Provided text:

──────────────────────────────

All billfish migrate to find optimal waters for spawning and feeding, as most fish do, but we know very little about their spawning requirements. In order to better conserve and manage all billfish species, we have more work to do.
Blue marlin are known as epipelagic fish, meaning they live predominantly at the sunlit zone that exists from the surface to a depth of 200 meters. Here, they are top predators with only occasional dives into the deeper twilight zone. They play a critical role in maintaining the health and function of the open-ocean ecosystem, therefore characterizing their distribution and habitat use is vital for effective fisheries management. This is especially true as the oceans change on a global scale. How fish respond to such environmental changes likely varies from one species to another, so understanding the habitat preferences of different fish species, and the factors that shape those preferences, provides a more informed understanding of the management and conservation actions necessary to ensure a healthy population in the face of Earth’s changing climate.
A New Study
An eye-opening new study explored blue marlin habitat preferences and documented how the distribution of preferred habitat is shifting due to changing ocean conditions. The study was conducted by International Game Fish Association Great Marlin Race (IGMR) collaborators from Stanford University’s Hopkins Marine Station, including lead author Dr. Jonathan Dale. The research team analyzed an extraordinary dataset of 144 blue marlin tracks, many of which were collected by the IGMR’s tagging efforts as well as the earlier efforts at the Hawaiian International Billfish Tournament.
This study took a complex statistical approach to estimate the habitat preferences of blue marlin across three ocean basins—the Atlantic, Pacific and Indian—by comparing tracked positions generated by an algorithmic methodology based on tag sensor data of tagged fish to local environmental conditions. Imagine following hundreds of blue marlin as they swim across the globe, then creating a list of all the ocean conditions they experienced over these long migrations. The study found the most important environmental factors to include sea-surface temperature, sea-surface height, dissolved oxygen concentration, ocean depth, and chlorophyll concentration.

──────────────────────────────

Raw records:
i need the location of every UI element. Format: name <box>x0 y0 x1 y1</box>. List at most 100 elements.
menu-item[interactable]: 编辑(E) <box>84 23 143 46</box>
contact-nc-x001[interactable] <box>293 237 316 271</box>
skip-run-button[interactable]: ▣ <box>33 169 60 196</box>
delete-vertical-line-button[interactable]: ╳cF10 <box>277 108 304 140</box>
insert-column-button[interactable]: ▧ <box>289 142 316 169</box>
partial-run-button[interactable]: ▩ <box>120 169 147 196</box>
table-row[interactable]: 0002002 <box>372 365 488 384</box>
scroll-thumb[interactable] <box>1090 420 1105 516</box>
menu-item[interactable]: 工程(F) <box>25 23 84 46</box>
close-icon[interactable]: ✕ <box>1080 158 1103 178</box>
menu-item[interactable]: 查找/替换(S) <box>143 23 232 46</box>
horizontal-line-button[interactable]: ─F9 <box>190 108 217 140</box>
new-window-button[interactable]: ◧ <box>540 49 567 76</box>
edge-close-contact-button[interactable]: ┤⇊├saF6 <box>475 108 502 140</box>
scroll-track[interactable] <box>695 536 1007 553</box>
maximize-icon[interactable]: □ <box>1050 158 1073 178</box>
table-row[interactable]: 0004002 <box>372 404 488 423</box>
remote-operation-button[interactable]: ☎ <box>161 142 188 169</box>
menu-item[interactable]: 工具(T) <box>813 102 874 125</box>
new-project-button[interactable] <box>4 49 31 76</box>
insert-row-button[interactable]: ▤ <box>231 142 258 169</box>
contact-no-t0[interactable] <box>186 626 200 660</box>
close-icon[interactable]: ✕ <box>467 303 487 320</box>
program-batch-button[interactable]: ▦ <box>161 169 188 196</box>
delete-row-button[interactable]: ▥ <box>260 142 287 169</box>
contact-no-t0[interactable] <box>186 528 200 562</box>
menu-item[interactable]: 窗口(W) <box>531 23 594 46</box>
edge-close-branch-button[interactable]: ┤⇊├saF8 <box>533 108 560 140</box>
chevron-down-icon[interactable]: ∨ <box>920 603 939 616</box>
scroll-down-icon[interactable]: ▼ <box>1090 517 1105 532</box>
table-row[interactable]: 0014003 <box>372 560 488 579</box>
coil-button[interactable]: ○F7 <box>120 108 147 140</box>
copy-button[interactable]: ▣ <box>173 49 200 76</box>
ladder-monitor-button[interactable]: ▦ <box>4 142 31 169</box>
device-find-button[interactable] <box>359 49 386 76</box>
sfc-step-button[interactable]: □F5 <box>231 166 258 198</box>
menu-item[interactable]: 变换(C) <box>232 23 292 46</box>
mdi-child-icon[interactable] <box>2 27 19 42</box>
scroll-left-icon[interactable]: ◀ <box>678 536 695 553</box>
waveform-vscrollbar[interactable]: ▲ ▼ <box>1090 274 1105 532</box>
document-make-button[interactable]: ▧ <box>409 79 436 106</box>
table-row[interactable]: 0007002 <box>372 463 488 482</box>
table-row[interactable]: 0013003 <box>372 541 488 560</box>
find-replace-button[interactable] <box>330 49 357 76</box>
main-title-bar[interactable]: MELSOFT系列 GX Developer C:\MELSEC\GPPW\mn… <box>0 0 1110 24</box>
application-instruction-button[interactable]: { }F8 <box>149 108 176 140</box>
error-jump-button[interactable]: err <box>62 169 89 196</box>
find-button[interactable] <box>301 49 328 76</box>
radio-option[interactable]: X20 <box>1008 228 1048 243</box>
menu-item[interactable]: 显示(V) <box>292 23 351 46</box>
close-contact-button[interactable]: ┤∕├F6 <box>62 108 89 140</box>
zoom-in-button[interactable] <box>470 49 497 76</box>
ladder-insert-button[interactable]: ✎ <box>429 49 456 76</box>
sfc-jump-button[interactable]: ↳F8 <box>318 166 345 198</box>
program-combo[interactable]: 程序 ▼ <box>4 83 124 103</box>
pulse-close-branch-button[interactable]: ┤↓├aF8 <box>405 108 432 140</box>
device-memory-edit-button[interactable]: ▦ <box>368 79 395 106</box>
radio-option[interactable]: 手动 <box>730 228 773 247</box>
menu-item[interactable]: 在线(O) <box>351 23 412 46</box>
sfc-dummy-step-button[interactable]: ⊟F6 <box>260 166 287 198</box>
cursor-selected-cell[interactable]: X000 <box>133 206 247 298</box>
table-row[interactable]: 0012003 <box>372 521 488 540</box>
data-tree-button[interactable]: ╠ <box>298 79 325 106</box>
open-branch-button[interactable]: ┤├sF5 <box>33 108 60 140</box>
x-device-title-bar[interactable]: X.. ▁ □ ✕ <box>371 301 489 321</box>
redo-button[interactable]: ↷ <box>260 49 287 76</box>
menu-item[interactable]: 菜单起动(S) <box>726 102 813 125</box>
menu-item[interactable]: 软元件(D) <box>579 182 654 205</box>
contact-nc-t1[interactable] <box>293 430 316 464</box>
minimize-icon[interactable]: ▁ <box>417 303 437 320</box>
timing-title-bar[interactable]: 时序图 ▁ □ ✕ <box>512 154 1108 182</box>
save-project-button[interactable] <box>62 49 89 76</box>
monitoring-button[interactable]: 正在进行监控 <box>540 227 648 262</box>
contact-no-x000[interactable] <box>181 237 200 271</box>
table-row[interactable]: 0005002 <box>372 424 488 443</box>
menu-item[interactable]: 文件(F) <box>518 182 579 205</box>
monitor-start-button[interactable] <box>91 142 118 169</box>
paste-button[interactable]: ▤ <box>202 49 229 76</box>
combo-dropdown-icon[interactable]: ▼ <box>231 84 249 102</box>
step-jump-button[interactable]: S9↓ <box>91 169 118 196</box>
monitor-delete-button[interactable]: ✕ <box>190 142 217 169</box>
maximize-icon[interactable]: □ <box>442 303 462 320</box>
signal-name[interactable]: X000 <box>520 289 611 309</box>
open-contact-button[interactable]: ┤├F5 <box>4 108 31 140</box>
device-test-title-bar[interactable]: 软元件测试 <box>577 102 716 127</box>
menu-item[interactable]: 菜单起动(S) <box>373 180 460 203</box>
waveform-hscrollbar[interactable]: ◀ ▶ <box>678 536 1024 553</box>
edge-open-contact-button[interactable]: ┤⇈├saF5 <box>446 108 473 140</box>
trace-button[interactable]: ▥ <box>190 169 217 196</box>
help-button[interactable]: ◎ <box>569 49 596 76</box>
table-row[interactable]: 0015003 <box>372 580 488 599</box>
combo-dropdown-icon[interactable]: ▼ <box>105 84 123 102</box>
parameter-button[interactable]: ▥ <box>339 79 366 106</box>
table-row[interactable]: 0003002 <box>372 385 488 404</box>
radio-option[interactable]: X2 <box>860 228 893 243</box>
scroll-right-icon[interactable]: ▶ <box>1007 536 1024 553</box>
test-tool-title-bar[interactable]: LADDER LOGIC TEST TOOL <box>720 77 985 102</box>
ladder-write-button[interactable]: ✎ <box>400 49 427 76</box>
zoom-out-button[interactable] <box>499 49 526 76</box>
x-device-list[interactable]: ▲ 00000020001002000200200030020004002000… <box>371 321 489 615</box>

──────────────────────────────

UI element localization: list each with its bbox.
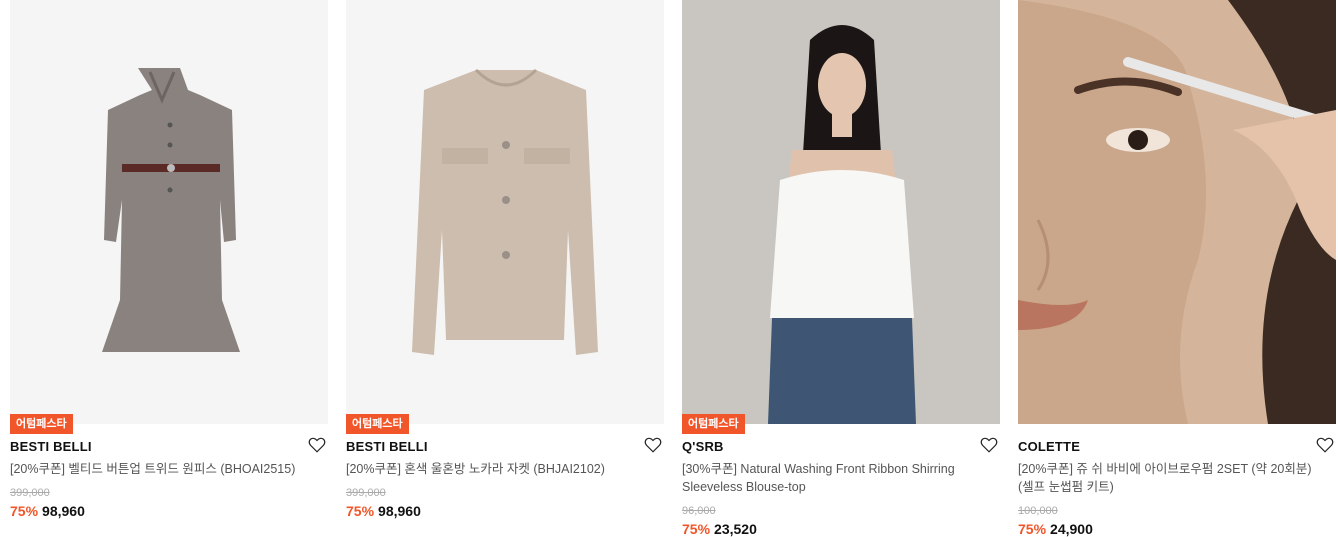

──────────────────────────────

Tasks to complete:
1. In the blue marlin text, how many blue marlin tracks did the research team analyze?
2. Shorten the paragraph of the blue marlin text that begins "This study took a complex statistical approach", keeping its main facts.
3. Reproduce the stretch of the blue marlin text from "Blue marlin are" through "Earth’s changing climate.".

Exercise responses:
1. 144 blue marlin tracks.

2. The study estimated blue marlin habitat preferences in the Atlantic, Pacific and Indian Oceans. It compared the fish's tracked positions, produced by an algorithm from tag sensor data, with local ocean conditions. The most important factors were sea-surface temperature, sea-surface height, dissolved oxygen, ocean depth and chlorophyll concentration.

3.
Blue marlin are known as epipelagic fish, meaning they live predominantly at the sunlit zone that exists from the surface to a depth of 200 meters. Here, they are top predators with only occasional dives into the deeper twilight zone. They play a critical role in maintaining the health and function of the open-ocean ecosystem, therefore characterizing their distribution and habitat use is vital for effective fisheries management. This is especially true as the oceans change on a global scale. How fish respond to such environmental changes likely varies from one species to another, so understanding the habitat preferences of different fish species, and the factors that shape those preferences, provides a more informed understanding of the management and conservation actions necessary to ensure a healthy population in the face of Earth’s changing climate.